§ GIVEN ENTRIES
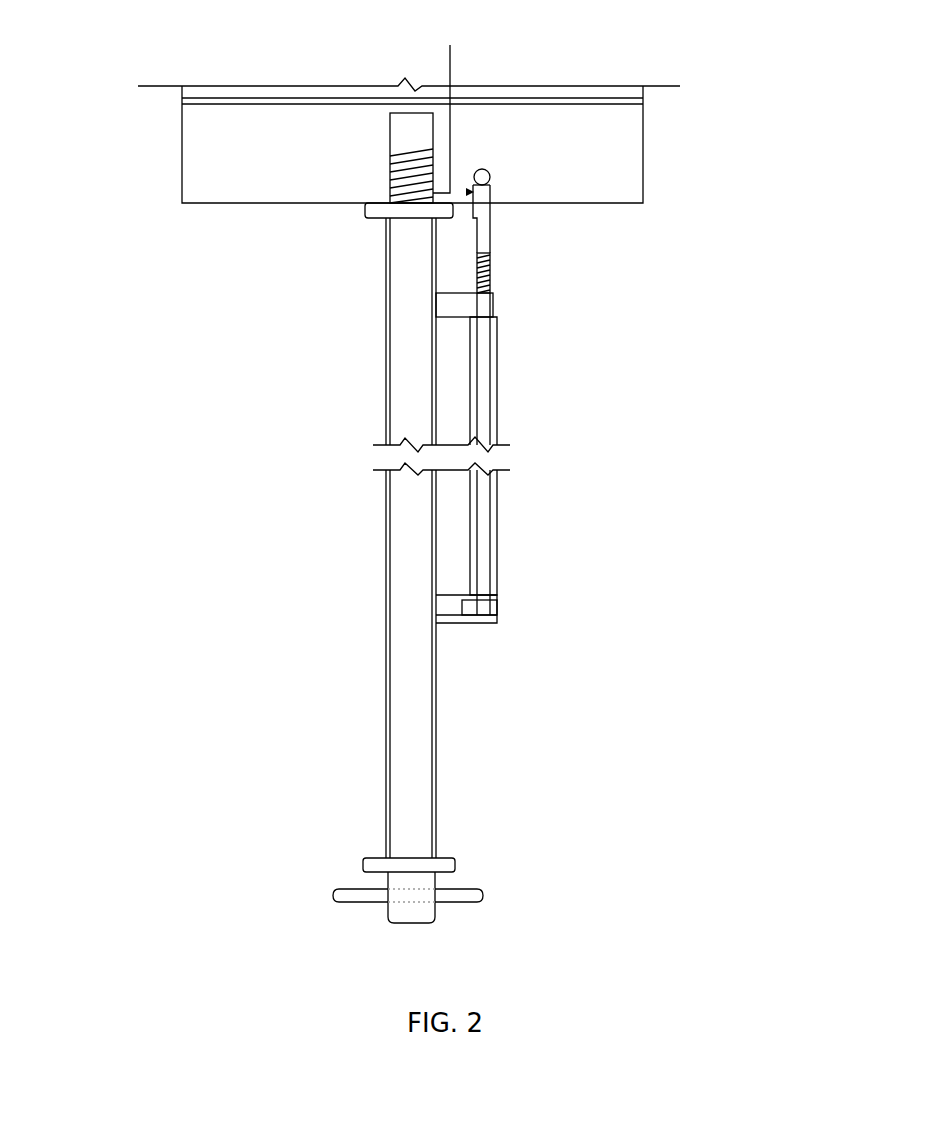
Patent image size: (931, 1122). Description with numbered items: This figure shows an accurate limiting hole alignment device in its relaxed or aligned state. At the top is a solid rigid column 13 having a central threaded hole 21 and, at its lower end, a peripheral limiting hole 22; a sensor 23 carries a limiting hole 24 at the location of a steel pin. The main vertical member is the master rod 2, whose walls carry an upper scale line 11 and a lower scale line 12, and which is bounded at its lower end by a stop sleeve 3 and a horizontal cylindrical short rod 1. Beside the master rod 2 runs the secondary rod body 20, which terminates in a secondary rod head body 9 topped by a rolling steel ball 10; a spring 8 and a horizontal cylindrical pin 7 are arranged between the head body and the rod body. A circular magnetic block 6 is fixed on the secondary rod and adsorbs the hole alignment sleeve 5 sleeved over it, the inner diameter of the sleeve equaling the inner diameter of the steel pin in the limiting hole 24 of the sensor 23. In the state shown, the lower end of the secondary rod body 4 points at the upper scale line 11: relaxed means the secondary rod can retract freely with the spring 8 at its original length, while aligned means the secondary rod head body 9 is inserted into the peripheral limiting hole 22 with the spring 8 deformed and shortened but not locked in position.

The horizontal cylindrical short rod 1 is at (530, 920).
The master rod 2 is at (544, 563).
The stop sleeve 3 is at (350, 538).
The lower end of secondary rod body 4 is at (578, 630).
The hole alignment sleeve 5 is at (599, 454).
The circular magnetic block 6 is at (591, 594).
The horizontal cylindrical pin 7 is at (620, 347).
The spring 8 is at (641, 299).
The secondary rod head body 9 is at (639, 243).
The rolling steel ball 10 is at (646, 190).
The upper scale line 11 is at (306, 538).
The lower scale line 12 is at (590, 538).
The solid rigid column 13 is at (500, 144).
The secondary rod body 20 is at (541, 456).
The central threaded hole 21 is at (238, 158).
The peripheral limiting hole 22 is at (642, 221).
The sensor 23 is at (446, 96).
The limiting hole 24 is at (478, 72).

§ TASK REQUIREMENTS
Copy all of the lines above word for word, but leave out the picture.

§ PROBLEM SOLUTION
Patent image size: (931, 1122). Description with numbered items: This figure shows an accurate limiting hole alignment device in its relaxed or aligned state. At the top is a solid rigid column 13 having a central threaded hole 21 and, at its lower end, a peripheral limiting hole 22; a sensor 23 carries a limiting hole 24 at the location of a steel pin. The main vertical member is the master rod 2, whose walls carry an upper scale line 11 and a lower scale line 12, and which is bounded at its lower end by a stop sleeve 3 and a horizontal cylindrical short rod 1. Beside the master rod 2 runs the secondary rod body 20, which terminates in a secondary rod head body 9 topped by a rolling steel ball 10; a spring 8 and a horizontal cylindrical pin 7 are arranged between the head body and the rod body. A circular magnetic block 6 is fixed on the secondary rod and adsorbs the hole alignment sleeve 5 sleeved over it, the inner diameter of the sleeve equaling the inner diameter of the steel pin in the limiting hole 24 of the sensor 23. In the state shown, the lower end of the secondary rod body 4 points at the upper scale line 11: relaxed means the secondary rod can retract freely with the spring 8 at its original length, while aligned means the secondary rod head body 9 is inserted into the peripheral limiting hole 22 with the spring 8 deformed and shortened but not locked in position.

The horizontal cylindrical short rod 1 is at (530, 920).
The master rod 2 is at (544, 563).
The stop sleeve 3 is at (350, 538).
The lower end of secondary rod body 4 is at (578, 630).
The hole alignment sleeve 5 is at (599, 454).
The circular magnetic block 6 is at (591, 594).
The horizontal cylindrical pin 7 is at (620, 347).
The spring 8 is at (641, 299).
The secondary rod head body 9 is at (639, 243).
The rolling steel ball 10 is at (646, 190).
The upper scale line 11 is at (306, 538).
The lower scale line 12 is at (590, 538).
The solid rigid column 13 is at (500, 144).
The secondary rod body 20 is at (541, 456).
The central threaded hole 21 is at (238, 158).
The peripheral limiting hole 22 is at (642, 221).
The sensor 23 is at (446, 96).
The limiting hole 24 is at (478, 72).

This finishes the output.